++++ DATA PROVIDED ++++

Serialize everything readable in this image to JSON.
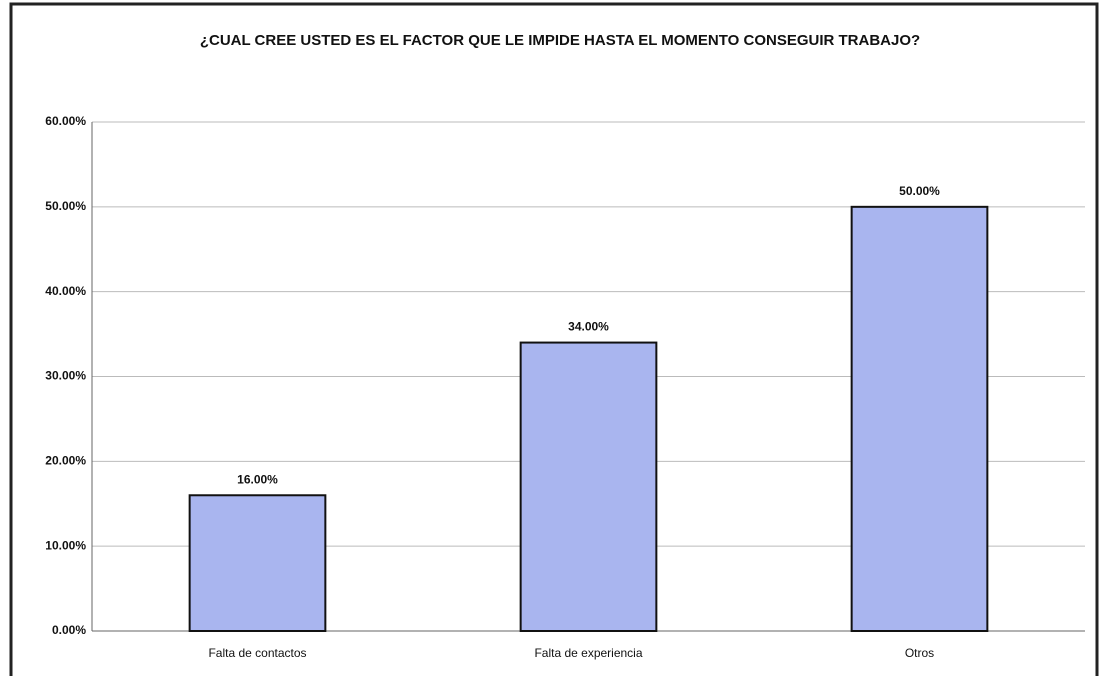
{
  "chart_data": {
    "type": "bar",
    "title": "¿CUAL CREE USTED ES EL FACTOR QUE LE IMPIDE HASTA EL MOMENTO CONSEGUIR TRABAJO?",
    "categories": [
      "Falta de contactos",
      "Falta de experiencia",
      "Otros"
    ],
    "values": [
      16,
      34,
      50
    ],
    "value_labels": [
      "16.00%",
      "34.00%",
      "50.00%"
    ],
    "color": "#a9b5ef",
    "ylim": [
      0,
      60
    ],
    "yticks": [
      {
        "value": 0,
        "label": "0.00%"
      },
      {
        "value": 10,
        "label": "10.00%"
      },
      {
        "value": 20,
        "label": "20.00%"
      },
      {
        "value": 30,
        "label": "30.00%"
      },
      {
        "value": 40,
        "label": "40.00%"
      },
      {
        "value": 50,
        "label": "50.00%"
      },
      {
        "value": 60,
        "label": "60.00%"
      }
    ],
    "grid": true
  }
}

++++
++++ DATA PROVIDED ++++

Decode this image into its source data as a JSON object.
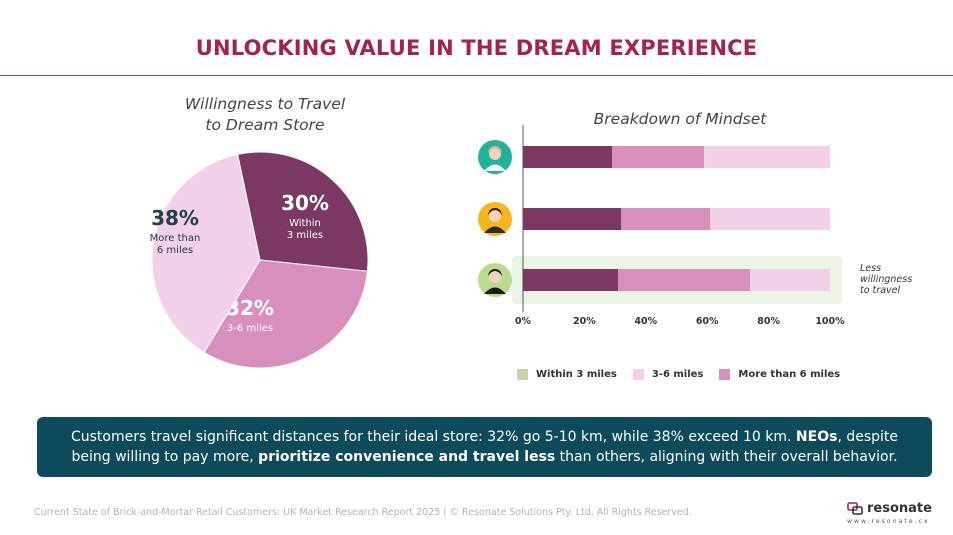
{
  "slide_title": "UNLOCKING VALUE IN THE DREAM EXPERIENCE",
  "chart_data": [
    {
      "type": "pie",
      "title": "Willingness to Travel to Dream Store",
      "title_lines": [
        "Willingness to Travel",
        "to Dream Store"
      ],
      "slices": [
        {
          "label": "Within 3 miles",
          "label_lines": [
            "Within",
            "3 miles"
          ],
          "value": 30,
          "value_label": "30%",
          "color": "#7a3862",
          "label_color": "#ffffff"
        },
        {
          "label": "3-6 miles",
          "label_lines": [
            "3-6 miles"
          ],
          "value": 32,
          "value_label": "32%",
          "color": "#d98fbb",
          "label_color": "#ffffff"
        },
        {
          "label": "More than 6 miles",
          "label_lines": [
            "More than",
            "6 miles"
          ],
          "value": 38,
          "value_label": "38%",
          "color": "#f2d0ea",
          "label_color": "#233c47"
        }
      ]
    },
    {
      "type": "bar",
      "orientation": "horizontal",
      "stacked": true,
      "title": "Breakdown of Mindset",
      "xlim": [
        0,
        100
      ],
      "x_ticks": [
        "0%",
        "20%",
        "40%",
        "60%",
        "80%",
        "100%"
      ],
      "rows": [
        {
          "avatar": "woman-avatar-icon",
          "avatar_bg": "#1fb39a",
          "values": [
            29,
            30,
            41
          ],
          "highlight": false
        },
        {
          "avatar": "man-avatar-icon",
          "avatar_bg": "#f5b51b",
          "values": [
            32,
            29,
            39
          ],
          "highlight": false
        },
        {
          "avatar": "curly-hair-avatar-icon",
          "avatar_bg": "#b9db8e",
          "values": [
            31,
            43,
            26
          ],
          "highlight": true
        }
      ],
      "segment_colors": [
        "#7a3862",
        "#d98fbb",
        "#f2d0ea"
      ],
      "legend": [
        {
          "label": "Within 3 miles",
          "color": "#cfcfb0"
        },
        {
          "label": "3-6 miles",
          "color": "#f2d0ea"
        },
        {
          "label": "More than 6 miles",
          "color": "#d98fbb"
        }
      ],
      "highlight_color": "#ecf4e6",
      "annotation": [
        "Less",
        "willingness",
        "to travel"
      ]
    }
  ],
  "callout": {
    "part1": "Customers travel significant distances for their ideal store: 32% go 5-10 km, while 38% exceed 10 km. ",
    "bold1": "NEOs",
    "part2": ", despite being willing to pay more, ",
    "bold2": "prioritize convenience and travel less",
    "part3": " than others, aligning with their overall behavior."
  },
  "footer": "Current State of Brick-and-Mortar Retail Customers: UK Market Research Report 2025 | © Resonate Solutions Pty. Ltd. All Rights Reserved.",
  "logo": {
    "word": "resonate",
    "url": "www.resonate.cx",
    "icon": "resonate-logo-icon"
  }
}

++++
++++ DATA PROVIDED ++++

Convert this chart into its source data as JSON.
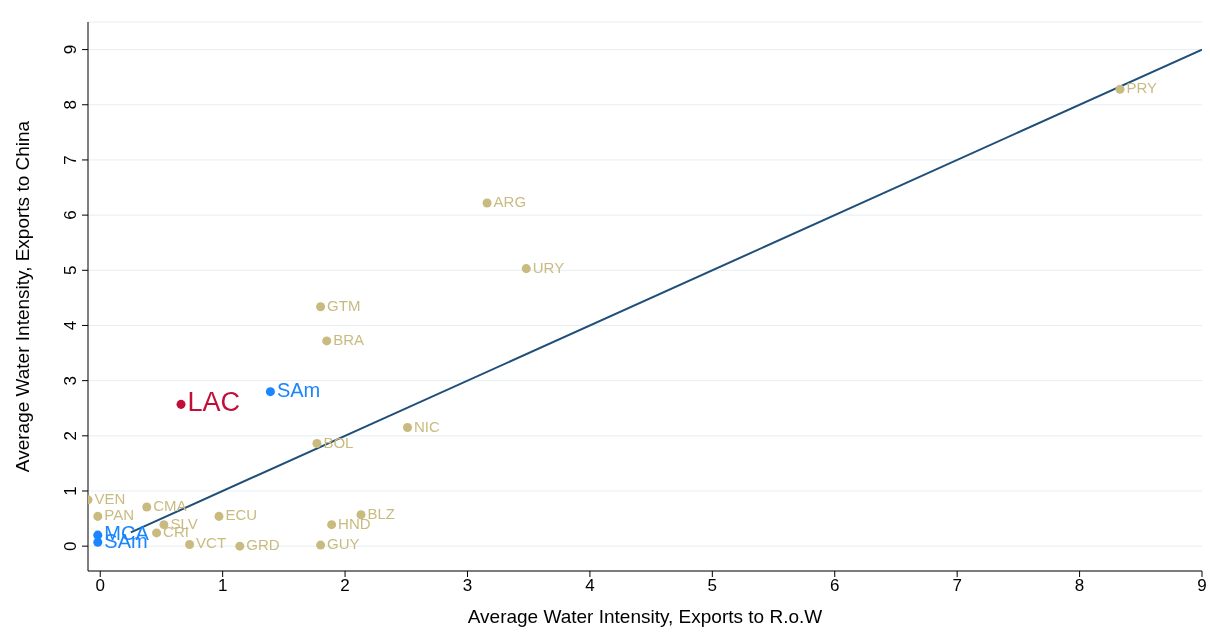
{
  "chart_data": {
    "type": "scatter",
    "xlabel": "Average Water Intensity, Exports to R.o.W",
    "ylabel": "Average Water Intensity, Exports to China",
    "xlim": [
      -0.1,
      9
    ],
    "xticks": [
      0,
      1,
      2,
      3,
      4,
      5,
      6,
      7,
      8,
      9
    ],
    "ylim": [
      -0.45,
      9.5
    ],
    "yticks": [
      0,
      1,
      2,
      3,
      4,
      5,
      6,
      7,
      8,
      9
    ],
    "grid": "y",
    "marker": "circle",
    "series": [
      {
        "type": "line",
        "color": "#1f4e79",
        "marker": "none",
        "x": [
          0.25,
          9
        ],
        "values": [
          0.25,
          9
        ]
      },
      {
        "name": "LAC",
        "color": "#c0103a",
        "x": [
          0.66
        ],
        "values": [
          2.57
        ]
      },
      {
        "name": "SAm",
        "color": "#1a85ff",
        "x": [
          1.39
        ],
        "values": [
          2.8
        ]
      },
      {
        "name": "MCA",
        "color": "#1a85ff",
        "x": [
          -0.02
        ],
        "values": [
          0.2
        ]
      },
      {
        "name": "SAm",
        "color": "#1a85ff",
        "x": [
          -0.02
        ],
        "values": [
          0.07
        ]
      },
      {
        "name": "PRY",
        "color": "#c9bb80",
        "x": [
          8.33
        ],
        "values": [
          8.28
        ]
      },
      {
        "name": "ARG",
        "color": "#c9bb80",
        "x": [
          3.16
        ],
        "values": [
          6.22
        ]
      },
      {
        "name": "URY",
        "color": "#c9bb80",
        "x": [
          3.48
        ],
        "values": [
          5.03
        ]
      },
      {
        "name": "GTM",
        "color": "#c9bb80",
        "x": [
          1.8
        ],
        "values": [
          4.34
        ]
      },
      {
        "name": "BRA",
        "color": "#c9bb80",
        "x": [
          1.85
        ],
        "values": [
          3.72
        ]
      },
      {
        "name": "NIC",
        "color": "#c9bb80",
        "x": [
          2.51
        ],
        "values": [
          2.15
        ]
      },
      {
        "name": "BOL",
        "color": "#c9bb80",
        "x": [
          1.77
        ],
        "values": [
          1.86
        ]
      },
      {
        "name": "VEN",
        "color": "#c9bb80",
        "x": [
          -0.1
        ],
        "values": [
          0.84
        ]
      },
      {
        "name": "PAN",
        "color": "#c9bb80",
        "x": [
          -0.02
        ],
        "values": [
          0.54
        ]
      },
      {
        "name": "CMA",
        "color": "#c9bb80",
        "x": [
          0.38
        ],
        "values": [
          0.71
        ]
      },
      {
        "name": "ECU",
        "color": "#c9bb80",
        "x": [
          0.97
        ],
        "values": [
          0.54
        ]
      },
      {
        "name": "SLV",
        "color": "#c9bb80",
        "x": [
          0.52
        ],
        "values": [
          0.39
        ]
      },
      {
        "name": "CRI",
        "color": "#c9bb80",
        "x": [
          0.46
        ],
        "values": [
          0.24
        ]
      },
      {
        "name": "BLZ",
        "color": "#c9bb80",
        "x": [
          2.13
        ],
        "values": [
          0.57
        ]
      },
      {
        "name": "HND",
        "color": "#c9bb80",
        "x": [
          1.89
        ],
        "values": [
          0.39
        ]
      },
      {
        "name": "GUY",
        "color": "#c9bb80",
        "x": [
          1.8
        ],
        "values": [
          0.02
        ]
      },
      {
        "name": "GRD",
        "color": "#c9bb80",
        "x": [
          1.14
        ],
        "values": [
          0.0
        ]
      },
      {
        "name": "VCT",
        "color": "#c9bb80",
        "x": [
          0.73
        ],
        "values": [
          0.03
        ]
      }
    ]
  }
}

++++

[REQUIREMENT]: Go through the material and select each line with the string "image" in it.

[SOLUTION FOR THIS TASK]:
Serialize everything readable in this image to JSON.
Decode this image into its source data as a JSON object.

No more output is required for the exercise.